▸ **Instructions to follow**
Below is some material; transcribe all of it exactly.

▸ **Given records**
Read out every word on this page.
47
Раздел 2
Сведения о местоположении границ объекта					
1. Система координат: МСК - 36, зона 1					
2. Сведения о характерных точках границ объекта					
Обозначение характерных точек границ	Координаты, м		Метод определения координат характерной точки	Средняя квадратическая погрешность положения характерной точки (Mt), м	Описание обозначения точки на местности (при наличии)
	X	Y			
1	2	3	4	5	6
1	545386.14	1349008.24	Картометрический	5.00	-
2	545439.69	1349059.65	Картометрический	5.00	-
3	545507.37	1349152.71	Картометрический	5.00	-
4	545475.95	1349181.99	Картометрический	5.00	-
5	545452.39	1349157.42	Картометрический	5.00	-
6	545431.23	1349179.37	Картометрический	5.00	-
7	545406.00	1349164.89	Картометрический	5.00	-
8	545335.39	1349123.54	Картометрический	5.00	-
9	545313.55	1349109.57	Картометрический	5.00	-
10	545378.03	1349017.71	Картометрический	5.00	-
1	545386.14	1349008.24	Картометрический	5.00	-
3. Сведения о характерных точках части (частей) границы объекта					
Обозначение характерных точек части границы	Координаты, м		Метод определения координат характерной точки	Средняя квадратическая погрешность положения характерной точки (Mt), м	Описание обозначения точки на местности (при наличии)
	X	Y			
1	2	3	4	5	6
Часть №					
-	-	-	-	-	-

▸ **Response to this exercise**
Read out every word on this page.
47
Раздел 2
Сведения о местоположении границ объекта					
1. Система координат: МСК - 36, зона 1					
2. Сведения о характерных точках границ объекта					
Обозначение характерных точек границ	Координаты, м		Метод определения координат характерной точки	Средняя квадратическая погрешность положения характерной точки (Mt), м	Описание обозначения точки на местности (при наличии)
	X	Y			
1	2	3	4	5	6
1	545386.14	1349008.24	Картометрический	5.00	-
2	545439.69	1349059.65	Картометрический	5.00	-
3	545507.37	1349152.71	Картометрический	5.00	-
4	545475.95	1349181.99	Картометрический	5.00	-
5	545452.39	1349157.42	Картометрический	5.00	-
6	545431.23	1349179.37	Картометрический	5.00	-
7	545406.00	1349164.89	Картометрический	5.00	-
8	545335.39	1349123.54	Картометрический	5.00	-
9	545313.55	1349109.57	Картометрический	5.00	-
10	545378.03	1349017.71	Картометрический	5.00	-
1	545386.14	1349008.24	Картометрический	5.00	-
3. Сведения о характерных точках части (частей) границы объекта					
Обозначение характерных точек части границы	Координаты, м		Метод определения координат характерной точки	Средняя квадратическая погрешность положения характерной точки (Mt), м	Описание обозначения точки на местности (при наличии)
	X	Y			
1	2	3	4	5	6
Часть №					
-	-	-	-	-	-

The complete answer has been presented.